• **Objective**: Could you copy every line from the material below in which "DKIM" appears?

• **Items**:
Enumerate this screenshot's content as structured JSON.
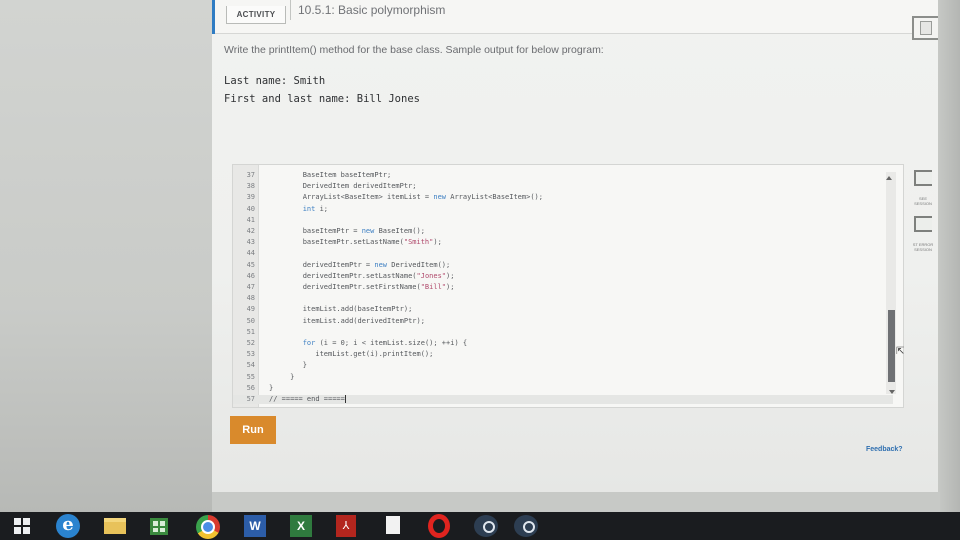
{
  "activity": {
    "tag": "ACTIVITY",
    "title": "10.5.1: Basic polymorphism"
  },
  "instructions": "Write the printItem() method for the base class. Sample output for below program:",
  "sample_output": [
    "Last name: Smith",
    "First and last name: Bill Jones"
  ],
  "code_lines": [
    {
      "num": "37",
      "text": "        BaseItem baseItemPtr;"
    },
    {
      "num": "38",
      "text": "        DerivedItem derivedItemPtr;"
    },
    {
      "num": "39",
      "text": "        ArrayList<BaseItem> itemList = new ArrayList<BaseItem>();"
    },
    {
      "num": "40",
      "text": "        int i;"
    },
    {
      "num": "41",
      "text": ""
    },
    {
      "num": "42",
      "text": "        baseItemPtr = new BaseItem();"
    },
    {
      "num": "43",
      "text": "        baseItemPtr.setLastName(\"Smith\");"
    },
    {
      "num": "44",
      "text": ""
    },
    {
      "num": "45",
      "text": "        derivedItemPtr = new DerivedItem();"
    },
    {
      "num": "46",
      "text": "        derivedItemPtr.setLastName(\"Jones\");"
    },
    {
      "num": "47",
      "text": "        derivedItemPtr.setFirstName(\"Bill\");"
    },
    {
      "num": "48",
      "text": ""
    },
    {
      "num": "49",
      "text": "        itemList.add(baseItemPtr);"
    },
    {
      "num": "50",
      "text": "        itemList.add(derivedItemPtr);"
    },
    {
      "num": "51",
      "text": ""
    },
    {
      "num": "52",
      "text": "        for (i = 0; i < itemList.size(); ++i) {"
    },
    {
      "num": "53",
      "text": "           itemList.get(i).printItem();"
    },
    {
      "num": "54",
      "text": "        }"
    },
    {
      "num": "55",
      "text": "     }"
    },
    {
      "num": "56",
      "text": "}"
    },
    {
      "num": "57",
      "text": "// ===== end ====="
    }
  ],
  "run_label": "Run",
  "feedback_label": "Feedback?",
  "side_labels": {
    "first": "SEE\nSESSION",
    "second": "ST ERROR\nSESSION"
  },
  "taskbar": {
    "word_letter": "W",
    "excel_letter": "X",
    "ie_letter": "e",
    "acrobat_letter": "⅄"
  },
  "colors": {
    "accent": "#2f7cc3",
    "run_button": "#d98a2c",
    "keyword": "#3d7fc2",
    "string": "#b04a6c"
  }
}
--
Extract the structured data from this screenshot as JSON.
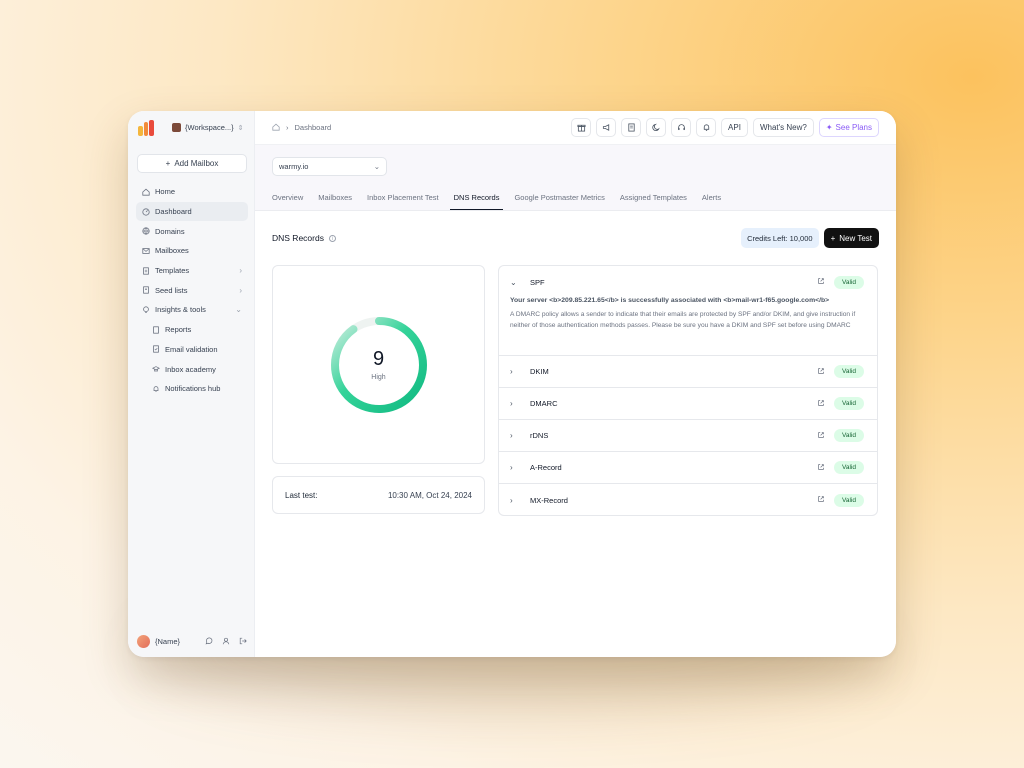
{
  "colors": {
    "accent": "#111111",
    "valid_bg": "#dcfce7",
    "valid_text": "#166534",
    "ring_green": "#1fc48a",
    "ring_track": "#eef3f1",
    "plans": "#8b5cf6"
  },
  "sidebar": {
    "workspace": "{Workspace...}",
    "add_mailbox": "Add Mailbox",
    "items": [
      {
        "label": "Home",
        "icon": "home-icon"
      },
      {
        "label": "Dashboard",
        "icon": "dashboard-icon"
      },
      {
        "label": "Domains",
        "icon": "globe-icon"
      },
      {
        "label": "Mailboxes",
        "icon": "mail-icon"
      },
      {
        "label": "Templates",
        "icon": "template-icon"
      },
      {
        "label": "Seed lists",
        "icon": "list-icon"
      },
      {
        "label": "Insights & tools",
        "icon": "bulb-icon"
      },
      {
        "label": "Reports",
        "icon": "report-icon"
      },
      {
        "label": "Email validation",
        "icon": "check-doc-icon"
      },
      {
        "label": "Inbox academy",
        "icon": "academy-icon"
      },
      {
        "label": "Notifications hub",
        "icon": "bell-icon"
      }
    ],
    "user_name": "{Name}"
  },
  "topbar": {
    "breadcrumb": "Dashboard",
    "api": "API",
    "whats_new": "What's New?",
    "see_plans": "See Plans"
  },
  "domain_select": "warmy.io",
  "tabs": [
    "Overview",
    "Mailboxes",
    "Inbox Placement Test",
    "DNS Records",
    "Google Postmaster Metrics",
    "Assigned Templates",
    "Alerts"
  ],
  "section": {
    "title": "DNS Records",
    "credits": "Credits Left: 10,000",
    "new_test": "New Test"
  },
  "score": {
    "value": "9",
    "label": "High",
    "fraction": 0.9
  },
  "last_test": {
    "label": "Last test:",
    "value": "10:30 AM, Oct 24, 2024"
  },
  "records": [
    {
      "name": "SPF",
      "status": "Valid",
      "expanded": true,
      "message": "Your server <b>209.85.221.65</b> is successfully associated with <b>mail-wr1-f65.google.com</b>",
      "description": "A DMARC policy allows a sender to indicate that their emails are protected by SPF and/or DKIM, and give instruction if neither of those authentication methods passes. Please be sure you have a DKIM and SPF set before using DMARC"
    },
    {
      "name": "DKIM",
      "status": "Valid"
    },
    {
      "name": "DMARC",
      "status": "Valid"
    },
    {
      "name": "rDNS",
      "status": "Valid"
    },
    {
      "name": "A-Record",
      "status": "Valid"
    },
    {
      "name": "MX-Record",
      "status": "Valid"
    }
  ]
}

• **Answer to this exercise**:
      "description": "A DMARC policy allows a sender to indicate that their emails are protected by SPF and/or DKIM, and give instruction if neither of those authentication methods passes. Please be sure you have a DKIM and SPF set before using DMARC"
      "name": "DKIM",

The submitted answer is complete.